--- START Extract to read ---

The “City” the Japanese Brought and the Party Chiang Wei-shui Brought
Twenty-five years after the Qing court halted construction, Taichung received a formal “city”-level administrative system for the first time.
In 1896 (Meiji 29), the Taiwan Governor-General’s Office under Japanese rule established Taichung County, and the name “Taichung” formally appeared from that point onward2. In 1901 it was changed to Taichung Hall. On October 1, 1920, the Taiwan Governor-General’s Office implemented the “five prefectures and two halls” system, merging Taichung Hall and Nantou Hall into Taichung Prefecture while also establishing Taichung City: “Taichung Street and nine surrounding villages were merged to form Taichung City”2. From that day on, Taichung, together with Taipei, Tainan, Kaohsiung, and Hsinchu, became one of the five administrative centers on the island of Taiwan upgraded to “city” status.
Taichung’s urban planning under Japanese rule drew on Kyoto and Keihan-style layouts: a main axis in front of the railway station, chessboard-like street blocks, and the two artificial rivers, Lüchuan and Liuchuan, cutting through the city. In 1908, the full north-south trunk railway opened, and Taichung Station became central Taiwan’s transportation hub. In 1917, Taichung Park was completed; the double-pavilion lake-center pavilion still visible today was built that year.
But what truly gave Taichung of the 1920s a place in Taiwanese history was people.

--- END Extract to read ---

Written request 1:
For each statement, say yes or no according to the Taichung passage, and quote the words that decide it.
(a) Taichung Park was completed in 1917.
(b) In 1901 the name was changed to Taichung Prefecture.
(c) Taichung City was formed by merging Taichung Street with nine surrounding villages.
Written request 2:
Answer these from the Taichung passage.
(a) In what year did the full north-south trunk railway open?
(b) Which two halls were merged into Taichung Prefecture?
(c) What are the names of the two artificial rivers that cut through the city?
The material has nothing to do with any of this.

--- START Entries ---

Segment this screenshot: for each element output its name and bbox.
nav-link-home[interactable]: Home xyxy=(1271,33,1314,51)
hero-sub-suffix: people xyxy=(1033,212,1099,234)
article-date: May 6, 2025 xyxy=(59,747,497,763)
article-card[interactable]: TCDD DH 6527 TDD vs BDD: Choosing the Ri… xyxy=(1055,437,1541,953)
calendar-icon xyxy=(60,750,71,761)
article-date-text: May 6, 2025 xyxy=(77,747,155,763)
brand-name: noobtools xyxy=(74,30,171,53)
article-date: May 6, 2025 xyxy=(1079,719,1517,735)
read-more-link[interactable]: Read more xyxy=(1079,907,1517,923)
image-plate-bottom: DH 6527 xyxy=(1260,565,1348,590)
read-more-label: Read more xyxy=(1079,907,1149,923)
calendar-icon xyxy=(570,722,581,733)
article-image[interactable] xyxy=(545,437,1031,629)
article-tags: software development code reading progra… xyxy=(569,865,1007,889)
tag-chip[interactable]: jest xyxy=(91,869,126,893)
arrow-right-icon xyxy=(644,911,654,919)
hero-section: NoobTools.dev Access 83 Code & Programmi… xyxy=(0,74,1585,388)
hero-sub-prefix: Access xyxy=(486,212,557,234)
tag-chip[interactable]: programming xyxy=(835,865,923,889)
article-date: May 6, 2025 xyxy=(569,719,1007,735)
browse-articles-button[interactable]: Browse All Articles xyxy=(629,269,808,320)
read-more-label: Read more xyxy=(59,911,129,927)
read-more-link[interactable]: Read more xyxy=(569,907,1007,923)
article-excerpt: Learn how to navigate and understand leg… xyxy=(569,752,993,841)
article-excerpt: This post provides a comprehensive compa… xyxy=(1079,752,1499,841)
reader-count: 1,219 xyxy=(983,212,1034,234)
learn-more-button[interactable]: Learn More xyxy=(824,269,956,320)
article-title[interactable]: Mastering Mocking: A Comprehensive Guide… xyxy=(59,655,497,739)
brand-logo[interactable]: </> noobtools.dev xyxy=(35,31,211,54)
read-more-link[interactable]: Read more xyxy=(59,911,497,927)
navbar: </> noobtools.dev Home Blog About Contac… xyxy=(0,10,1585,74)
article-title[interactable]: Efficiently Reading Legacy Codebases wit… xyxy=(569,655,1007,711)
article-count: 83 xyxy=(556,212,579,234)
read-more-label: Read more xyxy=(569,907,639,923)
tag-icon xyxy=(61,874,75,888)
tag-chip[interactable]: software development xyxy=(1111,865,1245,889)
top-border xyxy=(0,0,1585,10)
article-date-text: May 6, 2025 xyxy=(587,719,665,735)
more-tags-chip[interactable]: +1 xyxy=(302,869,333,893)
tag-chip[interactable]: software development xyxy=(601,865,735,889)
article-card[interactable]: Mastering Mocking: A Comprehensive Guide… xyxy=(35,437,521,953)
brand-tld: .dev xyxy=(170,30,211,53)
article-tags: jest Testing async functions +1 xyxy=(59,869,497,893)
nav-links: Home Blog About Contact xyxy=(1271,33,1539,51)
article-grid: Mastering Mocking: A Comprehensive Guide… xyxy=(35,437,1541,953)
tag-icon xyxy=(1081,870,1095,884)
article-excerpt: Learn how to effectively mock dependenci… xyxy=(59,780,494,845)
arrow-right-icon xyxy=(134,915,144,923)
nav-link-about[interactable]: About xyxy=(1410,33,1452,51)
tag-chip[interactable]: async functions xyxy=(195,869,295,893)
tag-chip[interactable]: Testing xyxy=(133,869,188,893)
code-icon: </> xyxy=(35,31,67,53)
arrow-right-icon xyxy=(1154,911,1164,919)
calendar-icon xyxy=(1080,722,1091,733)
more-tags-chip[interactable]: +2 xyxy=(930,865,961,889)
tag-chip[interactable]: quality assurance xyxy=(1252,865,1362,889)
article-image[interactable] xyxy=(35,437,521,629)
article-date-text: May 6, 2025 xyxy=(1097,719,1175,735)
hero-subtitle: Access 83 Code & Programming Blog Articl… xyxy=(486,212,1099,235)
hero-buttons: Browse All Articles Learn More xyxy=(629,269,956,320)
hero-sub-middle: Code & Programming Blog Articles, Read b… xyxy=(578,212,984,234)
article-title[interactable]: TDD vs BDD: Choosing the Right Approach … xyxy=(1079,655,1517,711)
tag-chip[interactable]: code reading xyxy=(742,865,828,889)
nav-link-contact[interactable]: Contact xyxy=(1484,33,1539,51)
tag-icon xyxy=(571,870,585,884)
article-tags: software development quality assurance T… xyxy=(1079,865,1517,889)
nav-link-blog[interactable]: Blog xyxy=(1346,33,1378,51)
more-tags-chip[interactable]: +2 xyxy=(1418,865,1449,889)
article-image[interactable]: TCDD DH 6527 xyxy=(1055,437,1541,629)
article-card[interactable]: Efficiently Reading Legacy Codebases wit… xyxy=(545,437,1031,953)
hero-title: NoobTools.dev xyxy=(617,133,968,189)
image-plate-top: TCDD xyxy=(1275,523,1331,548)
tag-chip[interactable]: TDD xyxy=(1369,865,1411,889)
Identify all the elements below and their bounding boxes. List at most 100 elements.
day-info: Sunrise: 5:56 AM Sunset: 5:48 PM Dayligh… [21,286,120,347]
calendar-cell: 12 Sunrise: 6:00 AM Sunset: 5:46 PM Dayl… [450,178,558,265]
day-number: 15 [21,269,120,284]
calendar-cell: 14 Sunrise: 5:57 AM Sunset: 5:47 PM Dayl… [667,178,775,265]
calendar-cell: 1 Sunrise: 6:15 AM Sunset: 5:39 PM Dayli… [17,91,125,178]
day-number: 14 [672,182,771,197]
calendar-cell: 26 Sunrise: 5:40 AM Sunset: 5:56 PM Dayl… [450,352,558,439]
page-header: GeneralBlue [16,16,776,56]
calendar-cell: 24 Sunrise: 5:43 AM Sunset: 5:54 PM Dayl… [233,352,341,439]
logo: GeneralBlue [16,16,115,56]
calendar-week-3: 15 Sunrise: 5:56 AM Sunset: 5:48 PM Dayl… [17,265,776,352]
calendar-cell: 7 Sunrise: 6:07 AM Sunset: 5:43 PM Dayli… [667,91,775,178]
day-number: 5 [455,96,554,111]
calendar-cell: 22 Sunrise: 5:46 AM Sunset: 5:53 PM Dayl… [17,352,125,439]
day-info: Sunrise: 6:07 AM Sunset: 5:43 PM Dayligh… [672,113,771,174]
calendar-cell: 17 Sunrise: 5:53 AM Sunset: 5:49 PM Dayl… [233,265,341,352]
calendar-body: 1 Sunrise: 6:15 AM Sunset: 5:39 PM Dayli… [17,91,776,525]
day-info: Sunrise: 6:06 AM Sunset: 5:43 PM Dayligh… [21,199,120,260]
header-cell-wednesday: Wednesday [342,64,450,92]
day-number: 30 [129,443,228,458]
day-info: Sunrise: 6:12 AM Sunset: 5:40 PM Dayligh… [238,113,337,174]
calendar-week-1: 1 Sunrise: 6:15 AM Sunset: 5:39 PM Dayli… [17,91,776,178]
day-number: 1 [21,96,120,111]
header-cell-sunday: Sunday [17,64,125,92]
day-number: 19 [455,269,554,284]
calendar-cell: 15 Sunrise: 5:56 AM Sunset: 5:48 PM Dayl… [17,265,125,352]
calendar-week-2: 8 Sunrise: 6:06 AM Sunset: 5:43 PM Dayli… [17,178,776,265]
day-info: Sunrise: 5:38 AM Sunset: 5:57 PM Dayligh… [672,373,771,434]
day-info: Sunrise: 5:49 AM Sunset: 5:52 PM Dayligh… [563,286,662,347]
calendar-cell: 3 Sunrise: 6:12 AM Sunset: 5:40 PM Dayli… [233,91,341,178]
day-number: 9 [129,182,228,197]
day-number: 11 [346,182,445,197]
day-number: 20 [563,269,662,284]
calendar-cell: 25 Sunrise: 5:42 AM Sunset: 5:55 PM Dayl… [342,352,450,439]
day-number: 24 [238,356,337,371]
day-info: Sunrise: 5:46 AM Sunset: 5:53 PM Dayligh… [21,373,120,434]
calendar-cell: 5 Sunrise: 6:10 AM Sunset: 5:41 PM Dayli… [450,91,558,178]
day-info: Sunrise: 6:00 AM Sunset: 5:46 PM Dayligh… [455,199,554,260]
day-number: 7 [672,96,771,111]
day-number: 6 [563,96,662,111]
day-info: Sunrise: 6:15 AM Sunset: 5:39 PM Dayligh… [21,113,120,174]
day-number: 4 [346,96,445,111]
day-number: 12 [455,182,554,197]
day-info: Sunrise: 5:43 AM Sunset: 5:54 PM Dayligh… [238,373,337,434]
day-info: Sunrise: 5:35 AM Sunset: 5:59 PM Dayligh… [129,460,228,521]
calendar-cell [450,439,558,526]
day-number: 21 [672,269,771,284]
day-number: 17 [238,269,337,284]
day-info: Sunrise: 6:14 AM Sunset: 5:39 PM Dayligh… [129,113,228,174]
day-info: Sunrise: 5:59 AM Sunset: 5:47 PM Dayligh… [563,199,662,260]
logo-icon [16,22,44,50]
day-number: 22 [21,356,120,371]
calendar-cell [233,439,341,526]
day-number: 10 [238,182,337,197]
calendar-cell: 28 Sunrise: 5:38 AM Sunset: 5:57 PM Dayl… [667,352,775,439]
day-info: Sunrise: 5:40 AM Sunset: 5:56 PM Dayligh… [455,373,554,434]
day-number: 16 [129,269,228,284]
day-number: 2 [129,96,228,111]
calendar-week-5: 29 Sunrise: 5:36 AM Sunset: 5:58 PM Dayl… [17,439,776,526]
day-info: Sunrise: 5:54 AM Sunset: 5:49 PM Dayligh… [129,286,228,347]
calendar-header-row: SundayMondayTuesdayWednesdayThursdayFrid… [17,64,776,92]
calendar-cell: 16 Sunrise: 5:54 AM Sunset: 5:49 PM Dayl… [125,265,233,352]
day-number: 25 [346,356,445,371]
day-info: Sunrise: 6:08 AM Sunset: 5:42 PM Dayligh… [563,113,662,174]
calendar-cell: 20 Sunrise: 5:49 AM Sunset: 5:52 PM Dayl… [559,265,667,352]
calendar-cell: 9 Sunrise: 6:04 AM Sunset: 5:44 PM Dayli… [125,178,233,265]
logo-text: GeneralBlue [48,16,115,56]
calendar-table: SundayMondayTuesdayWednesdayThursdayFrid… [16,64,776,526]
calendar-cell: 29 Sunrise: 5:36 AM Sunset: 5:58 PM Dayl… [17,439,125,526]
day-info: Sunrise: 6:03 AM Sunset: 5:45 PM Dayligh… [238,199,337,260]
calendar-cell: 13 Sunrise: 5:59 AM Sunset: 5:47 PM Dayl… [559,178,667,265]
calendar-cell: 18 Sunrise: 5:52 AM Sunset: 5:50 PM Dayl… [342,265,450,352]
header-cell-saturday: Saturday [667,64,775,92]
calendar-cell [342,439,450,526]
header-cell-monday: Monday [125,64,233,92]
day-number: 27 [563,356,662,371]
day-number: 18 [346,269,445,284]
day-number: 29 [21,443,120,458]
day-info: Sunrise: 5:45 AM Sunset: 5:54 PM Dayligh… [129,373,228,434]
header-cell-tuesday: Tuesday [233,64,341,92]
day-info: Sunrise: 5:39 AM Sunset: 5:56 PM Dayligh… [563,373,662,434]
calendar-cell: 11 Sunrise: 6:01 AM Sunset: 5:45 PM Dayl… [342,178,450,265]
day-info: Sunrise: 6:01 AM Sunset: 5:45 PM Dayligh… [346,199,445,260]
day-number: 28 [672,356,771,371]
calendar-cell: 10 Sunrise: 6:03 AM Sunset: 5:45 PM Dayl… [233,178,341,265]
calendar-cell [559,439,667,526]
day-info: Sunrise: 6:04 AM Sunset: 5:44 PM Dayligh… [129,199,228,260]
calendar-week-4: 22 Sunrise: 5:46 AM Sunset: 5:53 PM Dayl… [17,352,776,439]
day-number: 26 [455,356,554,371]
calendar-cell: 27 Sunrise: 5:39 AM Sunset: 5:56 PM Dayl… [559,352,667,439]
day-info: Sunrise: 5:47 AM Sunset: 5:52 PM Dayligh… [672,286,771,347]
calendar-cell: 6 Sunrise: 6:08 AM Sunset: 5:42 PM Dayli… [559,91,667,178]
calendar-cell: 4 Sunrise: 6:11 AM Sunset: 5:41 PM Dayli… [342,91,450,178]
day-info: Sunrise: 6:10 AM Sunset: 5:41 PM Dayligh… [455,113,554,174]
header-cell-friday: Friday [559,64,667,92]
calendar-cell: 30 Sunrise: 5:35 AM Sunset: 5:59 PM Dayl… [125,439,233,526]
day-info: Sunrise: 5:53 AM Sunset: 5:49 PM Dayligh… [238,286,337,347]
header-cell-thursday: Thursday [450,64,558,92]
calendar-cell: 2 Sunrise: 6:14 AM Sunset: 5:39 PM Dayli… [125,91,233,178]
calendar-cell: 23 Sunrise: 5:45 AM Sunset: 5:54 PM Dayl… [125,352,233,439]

--- END Entries ---

Correct output 1:
(a) Yes: "In 1917, Taichung Park was completed"
(b) No: "In 1901 it was changed to Taichung Hall."
(c) Yes: "Taichung Street and nine surrounding villages were merged to form Taichung City"

Correct output 2:
(a) 1908
(b) Taichung Hall and Nantou Hall
(c) Lüchuan and Liuchuan